>>>>>

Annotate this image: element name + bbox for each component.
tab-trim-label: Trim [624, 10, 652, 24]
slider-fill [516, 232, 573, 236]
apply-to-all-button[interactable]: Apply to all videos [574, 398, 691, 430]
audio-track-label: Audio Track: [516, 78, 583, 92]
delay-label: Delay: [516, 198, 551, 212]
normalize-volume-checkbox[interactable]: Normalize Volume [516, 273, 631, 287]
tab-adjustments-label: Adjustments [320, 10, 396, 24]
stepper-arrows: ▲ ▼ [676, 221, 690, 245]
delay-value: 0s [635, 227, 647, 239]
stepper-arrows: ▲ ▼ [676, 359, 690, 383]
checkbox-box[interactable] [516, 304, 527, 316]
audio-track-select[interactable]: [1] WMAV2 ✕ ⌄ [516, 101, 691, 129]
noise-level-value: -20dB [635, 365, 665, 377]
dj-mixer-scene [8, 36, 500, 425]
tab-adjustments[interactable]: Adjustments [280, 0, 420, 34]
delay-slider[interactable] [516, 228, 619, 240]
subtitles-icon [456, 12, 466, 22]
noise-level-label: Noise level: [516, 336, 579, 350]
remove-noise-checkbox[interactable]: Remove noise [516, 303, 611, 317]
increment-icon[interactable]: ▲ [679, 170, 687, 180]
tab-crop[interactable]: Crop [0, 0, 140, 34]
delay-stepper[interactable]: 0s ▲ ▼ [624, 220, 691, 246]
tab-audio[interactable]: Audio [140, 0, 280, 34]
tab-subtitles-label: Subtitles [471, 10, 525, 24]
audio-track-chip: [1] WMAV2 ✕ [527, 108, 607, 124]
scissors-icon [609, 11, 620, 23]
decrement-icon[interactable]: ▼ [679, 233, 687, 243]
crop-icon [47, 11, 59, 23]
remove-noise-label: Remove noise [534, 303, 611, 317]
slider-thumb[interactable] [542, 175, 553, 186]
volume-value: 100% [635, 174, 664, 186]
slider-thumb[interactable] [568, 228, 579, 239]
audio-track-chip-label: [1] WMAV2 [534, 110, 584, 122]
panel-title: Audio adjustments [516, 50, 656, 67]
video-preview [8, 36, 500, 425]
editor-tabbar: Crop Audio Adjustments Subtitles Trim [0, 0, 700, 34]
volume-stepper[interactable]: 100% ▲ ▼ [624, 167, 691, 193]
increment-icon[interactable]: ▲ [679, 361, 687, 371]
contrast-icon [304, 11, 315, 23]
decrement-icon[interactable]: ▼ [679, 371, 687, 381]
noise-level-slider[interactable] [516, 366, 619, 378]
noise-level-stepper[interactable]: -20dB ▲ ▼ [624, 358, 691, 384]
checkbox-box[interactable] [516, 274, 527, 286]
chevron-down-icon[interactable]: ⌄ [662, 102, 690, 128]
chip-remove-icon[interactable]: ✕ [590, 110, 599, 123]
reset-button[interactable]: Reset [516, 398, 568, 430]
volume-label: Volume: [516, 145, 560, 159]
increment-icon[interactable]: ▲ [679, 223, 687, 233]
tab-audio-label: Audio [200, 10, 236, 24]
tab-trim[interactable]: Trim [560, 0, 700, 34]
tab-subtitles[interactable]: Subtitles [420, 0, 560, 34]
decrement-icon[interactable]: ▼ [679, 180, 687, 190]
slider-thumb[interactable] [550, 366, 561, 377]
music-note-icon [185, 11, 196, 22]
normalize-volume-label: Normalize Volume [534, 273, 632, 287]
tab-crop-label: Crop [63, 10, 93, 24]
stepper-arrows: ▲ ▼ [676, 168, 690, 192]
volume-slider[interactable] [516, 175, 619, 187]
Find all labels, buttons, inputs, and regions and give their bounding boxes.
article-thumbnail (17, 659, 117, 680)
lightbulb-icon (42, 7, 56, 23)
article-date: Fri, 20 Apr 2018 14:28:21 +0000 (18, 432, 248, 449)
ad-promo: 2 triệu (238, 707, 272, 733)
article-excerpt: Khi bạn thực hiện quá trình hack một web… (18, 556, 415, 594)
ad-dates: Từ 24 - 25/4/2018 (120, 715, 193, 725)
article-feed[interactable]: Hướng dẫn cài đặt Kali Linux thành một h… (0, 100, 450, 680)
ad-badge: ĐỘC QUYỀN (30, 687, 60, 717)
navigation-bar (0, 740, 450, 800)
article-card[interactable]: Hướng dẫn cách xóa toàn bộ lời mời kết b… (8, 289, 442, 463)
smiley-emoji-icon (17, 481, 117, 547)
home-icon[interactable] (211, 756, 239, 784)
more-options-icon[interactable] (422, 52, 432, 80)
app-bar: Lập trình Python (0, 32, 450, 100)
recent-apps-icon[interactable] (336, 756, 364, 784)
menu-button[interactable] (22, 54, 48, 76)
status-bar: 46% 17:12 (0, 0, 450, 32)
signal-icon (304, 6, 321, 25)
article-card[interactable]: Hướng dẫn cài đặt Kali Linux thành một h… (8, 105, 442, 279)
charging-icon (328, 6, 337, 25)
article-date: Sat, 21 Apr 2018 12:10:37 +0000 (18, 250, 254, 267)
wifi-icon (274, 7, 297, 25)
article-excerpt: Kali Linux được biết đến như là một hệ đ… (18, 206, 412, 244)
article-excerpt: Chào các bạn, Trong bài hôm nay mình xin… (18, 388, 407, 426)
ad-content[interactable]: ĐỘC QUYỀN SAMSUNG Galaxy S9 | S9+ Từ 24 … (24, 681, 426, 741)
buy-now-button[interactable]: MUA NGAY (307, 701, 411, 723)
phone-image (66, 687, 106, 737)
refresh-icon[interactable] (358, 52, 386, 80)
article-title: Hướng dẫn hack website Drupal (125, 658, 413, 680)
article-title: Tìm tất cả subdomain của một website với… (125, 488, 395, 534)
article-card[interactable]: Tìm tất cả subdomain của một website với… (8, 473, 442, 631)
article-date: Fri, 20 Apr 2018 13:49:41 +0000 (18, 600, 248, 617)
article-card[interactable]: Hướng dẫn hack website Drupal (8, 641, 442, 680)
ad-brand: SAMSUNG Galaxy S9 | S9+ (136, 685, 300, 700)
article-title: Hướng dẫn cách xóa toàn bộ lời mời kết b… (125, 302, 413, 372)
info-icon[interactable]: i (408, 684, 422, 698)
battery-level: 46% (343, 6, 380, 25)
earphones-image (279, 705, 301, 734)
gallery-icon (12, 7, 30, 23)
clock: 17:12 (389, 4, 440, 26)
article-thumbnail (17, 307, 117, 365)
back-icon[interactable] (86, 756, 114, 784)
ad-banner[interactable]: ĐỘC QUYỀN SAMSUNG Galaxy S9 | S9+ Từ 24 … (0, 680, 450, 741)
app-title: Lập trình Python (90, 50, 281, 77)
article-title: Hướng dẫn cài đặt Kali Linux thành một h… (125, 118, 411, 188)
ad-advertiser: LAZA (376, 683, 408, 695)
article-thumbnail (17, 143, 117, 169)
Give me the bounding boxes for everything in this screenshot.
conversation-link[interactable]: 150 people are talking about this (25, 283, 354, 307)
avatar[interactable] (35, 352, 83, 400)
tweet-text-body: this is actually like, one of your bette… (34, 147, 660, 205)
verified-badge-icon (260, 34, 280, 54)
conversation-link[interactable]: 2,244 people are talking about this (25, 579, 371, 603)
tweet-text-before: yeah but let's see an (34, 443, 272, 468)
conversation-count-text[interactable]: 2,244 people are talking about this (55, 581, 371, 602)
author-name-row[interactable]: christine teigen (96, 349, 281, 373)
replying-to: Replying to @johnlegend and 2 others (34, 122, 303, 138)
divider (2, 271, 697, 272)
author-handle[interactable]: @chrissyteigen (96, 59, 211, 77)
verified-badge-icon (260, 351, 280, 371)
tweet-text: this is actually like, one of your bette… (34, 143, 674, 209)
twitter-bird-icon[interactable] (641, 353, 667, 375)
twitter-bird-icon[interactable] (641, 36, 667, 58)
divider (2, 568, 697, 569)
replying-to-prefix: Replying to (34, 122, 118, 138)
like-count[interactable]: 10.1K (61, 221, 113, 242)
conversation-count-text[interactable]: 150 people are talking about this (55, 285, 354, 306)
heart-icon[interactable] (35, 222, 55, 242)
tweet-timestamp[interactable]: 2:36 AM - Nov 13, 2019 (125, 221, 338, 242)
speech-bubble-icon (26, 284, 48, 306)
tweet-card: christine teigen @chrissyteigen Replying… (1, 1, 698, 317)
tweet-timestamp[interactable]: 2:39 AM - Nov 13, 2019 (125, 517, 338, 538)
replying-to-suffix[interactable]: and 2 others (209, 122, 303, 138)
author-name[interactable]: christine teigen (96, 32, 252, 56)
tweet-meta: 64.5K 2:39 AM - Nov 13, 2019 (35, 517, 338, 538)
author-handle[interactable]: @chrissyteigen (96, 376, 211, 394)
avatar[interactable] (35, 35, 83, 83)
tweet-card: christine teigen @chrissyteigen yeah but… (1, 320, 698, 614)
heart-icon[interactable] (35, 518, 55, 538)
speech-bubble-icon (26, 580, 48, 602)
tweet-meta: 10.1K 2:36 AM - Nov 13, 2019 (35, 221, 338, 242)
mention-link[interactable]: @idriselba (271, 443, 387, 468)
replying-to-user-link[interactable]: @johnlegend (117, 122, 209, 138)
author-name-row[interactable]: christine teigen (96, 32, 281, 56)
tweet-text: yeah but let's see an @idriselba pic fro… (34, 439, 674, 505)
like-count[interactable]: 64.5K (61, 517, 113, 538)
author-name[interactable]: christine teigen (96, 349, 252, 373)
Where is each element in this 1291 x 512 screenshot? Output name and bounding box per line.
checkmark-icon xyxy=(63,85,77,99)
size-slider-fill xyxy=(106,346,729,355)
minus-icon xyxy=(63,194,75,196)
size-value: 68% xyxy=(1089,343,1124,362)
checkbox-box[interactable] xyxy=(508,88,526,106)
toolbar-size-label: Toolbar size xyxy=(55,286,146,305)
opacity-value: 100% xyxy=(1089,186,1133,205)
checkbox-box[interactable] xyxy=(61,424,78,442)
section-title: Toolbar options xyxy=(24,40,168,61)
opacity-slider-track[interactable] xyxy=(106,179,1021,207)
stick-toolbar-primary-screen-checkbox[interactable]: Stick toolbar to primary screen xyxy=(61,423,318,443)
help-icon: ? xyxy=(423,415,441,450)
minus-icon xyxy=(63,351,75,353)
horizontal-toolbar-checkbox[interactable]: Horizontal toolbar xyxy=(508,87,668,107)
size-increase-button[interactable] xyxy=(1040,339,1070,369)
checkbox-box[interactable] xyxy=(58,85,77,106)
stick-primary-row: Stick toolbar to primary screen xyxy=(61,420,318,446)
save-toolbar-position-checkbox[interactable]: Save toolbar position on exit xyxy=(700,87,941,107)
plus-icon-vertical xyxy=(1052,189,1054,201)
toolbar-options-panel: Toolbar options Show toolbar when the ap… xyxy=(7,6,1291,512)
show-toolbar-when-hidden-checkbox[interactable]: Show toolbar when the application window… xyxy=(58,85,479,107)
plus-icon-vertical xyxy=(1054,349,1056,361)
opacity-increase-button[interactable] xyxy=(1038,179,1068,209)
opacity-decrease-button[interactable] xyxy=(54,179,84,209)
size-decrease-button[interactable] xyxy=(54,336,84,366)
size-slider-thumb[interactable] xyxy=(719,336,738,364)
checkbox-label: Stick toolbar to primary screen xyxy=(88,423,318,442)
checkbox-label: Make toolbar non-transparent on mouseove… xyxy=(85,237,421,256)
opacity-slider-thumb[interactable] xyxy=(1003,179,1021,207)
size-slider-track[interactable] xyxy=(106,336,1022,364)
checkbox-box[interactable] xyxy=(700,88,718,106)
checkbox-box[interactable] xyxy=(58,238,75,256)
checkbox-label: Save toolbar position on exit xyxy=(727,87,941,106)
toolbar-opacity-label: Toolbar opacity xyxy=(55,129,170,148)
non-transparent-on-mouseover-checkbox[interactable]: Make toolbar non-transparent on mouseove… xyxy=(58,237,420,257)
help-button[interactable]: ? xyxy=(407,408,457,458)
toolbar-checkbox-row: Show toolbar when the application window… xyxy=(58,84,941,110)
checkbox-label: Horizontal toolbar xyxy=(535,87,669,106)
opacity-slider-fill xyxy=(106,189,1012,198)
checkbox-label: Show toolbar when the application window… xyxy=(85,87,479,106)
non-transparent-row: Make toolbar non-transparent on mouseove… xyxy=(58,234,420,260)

<<<<<

* [What needs to be done]: Extract the lines from the start of the records up to and including the line with "tab-adjustments-label: Adjustments [320, 10, 396, 24]", reproducing each one without change.

* [Result for this exercise]:
Annotate this image: element name + bbox for each component.
tab-trim-label: Trim [624, 10, 652, 24]
slider-fill [516, 232, 573, 236]
apply-to-all-button[interactable]: Apply to all videos [574, 398, 691, 430]
audio-track-label: Audio Track: [516, 78, 583, 92]
delay-label: Delay: [516, 198, 551, 212]
normalize-volume-checkbox[interactable]: Normalize Volume [516, 273, 631, 287]
tab-adjustments-label: Adjustments [320, 10, 396, 24]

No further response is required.